Which lines hold the word "compiler"? Show each of them.

= = =

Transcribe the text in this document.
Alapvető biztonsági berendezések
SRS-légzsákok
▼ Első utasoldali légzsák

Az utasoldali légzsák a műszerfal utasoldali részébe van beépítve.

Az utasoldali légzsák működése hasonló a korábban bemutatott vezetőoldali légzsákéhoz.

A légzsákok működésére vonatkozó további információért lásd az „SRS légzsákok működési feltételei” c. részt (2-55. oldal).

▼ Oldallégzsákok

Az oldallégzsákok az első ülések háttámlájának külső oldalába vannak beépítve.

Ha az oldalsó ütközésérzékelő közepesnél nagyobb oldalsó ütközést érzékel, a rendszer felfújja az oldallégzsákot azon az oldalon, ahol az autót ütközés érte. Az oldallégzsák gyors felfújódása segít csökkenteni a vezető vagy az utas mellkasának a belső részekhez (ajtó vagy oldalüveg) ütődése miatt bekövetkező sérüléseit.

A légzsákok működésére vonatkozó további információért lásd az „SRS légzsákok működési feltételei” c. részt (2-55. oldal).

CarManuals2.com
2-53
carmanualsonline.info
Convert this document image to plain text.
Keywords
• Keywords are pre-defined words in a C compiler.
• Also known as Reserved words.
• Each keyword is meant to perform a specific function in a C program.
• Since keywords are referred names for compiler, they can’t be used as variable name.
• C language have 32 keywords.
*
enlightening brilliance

= = =

* _Result of this task_
• Keywords are pre-defined words in a C compiler.
• Since keywords are referred names for compiler, they can’t be used as variable name.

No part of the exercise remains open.